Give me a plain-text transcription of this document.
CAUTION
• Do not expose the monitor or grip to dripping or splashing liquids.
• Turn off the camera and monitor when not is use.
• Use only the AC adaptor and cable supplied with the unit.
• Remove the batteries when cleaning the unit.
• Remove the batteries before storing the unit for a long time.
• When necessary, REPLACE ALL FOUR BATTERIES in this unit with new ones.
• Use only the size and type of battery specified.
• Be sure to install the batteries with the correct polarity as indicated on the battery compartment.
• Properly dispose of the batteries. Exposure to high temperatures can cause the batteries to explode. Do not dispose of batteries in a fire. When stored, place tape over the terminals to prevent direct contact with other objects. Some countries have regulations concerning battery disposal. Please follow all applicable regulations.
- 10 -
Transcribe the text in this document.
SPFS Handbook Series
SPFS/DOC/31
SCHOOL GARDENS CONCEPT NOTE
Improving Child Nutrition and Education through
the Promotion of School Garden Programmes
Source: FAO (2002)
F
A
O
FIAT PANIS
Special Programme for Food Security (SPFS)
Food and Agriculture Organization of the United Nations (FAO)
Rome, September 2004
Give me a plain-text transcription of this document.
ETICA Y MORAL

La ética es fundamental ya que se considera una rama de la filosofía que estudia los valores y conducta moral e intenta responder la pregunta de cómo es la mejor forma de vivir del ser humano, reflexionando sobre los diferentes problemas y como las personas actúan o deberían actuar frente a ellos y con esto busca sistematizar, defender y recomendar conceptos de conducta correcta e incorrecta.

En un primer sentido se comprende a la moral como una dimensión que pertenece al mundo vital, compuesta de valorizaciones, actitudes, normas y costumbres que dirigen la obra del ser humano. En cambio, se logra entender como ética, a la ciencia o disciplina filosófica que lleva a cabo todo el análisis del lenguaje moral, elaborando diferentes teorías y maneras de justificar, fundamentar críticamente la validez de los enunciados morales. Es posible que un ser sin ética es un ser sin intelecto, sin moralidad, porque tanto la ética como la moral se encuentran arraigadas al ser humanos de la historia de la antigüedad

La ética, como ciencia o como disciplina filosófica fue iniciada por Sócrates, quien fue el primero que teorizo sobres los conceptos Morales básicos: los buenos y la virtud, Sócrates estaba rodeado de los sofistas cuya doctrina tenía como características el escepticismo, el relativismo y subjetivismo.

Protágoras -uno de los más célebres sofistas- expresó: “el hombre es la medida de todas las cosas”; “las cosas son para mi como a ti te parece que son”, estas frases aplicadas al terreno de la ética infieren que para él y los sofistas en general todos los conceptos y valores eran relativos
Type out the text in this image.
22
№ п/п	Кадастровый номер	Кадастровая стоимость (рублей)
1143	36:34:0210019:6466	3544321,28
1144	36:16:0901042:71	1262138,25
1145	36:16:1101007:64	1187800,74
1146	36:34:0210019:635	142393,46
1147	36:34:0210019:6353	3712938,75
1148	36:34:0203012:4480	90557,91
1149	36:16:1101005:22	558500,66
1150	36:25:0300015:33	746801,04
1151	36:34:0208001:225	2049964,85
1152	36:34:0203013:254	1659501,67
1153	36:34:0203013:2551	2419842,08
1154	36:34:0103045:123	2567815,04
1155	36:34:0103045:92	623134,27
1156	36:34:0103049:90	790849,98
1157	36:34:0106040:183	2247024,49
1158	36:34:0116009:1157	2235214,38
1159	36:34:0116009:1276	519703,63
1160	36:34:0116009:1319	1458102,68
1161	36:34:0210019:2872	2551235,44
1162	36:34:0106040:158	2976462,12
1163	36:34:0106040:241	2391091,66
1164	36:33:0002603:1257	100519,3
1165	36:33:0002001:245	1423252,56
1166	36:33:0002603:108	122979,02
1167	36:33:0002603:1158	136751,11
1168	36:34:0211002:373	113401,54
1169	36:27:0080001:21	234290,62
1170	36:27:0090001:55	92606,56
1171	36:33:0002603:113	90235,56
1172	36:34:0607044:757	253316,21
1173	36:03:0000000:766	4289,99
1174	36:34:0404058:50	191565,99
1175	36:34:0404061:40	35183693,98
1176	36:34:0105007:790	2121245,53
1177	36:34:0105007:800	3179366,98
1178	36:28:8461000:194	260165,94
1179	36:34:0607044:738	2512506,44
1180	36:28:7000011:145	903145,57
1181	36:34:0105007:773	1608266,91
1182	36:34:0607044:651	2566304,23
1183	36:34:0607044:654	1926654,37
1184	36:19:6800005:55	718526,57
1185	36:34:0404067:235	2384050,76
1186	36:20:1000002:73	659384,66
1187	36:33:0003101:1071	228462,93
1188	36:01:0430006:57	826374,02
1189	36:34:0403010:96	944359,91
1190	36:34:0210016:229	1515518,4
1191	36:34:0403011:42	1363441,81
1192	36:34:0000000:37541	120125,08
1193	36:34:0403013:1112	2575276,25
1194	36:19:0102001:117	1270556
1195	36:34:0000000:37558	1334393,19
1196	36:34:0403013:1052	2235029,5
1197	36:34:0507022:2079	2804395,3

Problem description: Go through the entries and repeat each one exactly.

Result for this exercise:
Give me a plain-text transcription of this document.
CAUTION
• Do not expose the monitor or grip to dripping or splashing liquids.
• Turn off the camera and monitor when not is use.
• Use only the AC adaptor and cable supplied with the unit.
• Remove the batteries when cleaning the unit.
• Remove the batteries before storing the unit for a long time.
• When necessary, REPLACE ALL FOUR BATTERIES in this unit with new ones.
• Use only the size and type of battery specified.
• Be sure to install the batteries with the correct polarity as indicated on the battery compartment.
• Properly dispose of the batteries. Exposure to high temperatures can cause the batteries to explode. Do not dispose of batteries in a fire. When stored, place tape over the terminals to prevent direct contact with other objects. Some countries have regulations concerning battery disposal. Please follow all applicable regulations.
- 10 -
Transcribe the text in this document.
SPFS Handbook Series
SPFS/DOC/31
SCHOOL GARDENS CONCEPT NOTE
Improving Child Nutrition and Education through
the Promotion of School Garden Programmes
Source: FAO (2002)
F
A
O
FIAT PANIS
Special Programme for Food Security (SPFS)
Food and Agriculture Organization of the United Nations (FAO)
Rome, September 2004
Give me a plain-text transcription of this document.
ETICA Y MORAL

La ética es fundamental ya que se considera una rama de la filosofía que estudia los valores y conducta moral e intenta responder la pregunta de cómo es la mejor forma de vivir del ser humano, reflexionando sobre los diferentes problemas y como las personas actúan o deberían actuar frente a ellos y con esto busca sistematizar, defender y recomendar conceptos de conducta correcta e incorrecta.

En un primer sentido se comprende a la moral como una dimensión que pertenece al mundo vital, compuesta de valorizaciones, actitudes, normas y costumbres que dirigen la obra del ser humano. En cambio, se logra entender como ética, a la ciencia o disciplina filosófica que lleva a cabo todo el análisis del lenguaje moral, elaborando diferentes teorías y maneras de justificar, fundamentar críticamente la validez de los enunciados morales. Es posible que un ser sin ética es un ser sin intelecto, sin moralidad, porque tanto la ética como la moral se encuentran arraigadas al ser humanos de la historia de la antigüedad

La ética, como ciencia o como disciplina filosófica fue iniciada por Sócrates, quien fue el primero que teorizo sobres los conceptos Morales básicos: los buenos y la virtud, Sócrates estaba rodeado de los sofistas cuya doctrina tenía como características el escepticismo, el relativismo y subjetivismo.

Protágoras -uno de los más célebres sofistas- expresó: “el hombre es la medida de todas las cosas”; “las cosas son para mi como a ti te parece que son”, estas frases aplicadas al terreno de la ética infieren que para él y los sofistas en general todos los conceptos y valores eran relativos
Type out the text in this image.
22
№ п/п	Кадастровый номер	Кадастровая стоимость (рублей)
1143	36:34:0210019:6466	3544321,28
1144	36:16:0901042:71	1262138,25
1145	36:16:1101007:64	1187800,74
1146	36:34:0210019:635	142393,46
1147	36:34:0210019:6353	3712938,75
1148	36:34:0203012:4480	90557,91
1149	36:16:1101005:22	558500,66
1150	36:25:0300015:33	746801,04
1151	36:34:0208001:225	2049964,85
1152	36:34:0203013:254	1659501,67
1153	36:34:0203013:2551	2419842,08
1154	36:34:0103045:123	2567815,04
1155	36:34:0103045:92	623134,27
1156	36:34:0103049:90	790849,98
1157	36:34:0106040:183	2247024,49
1158	36:34:0116009:1157	2235214,38
1159	36:34:0116009:1276	519703,63
1160	36:34:0116009:1319	1458102,68
1161	36:34:0210019:2872	2551235,44
1162	36:34:0106040:158	2976462,12
1163	36:34:0106040:241	2391091,66
1164	36:33:0002603:1257	100519,3
1165	36:33:0002001:245	1423252,56
1166	36:33:0002603:108	122979,02
1167	36:33:0002603:1158	136751,11
1168	36:34:0211002:373	113401,54
1169	36:27:0080001:21	234290,62
1170	36:27:0090001:55	92606,56
1171	36:33:0002603:113	90235,56
1172	36:34:0607044:757	253316,21
1173	36:03:0000000:766	4289,99
1174	36:34:0404058:50	191565,99
1175	36:34:0404061:40	35183693,98
1176	36:34:0105007:790	2121245,53
1177	36:34:0105007:800	3179366,98
1178	36:28:8461000:194	260165,94
1179	36:34:0607044:738	2512506,44
1180	36:28:7000011:145	903145,57
1181	36:34:0105007:773	1608266,91
1182	36:34:0607044:651	2566304,23
1183	36:34:0607044:654	1926654,37
1184	36:19:6800005:55	718526,57
1185	36:34:0404067:235	2384050,76
1186	36:20:1000002:73	659384,66
1187	36:33:0003101:1071	228462,93
1188	36:01:0430006:57	826374,02
1189	36:34:0403010:96	944359,91
1190	36:34:0210016:229	1515518,4
1191	36:34:0403011:42	1363441,81
1192	36:34:0000000:37541	120125,08
1193	36:34:0403013:1112	2575276,25
1194	36:19:0102001:117	1270556
1195	36:34:0000000:37558	1334393,19
1196	36:34:0403013:1052	2235029,5
1197	36:34:0507022:2079	2804395,3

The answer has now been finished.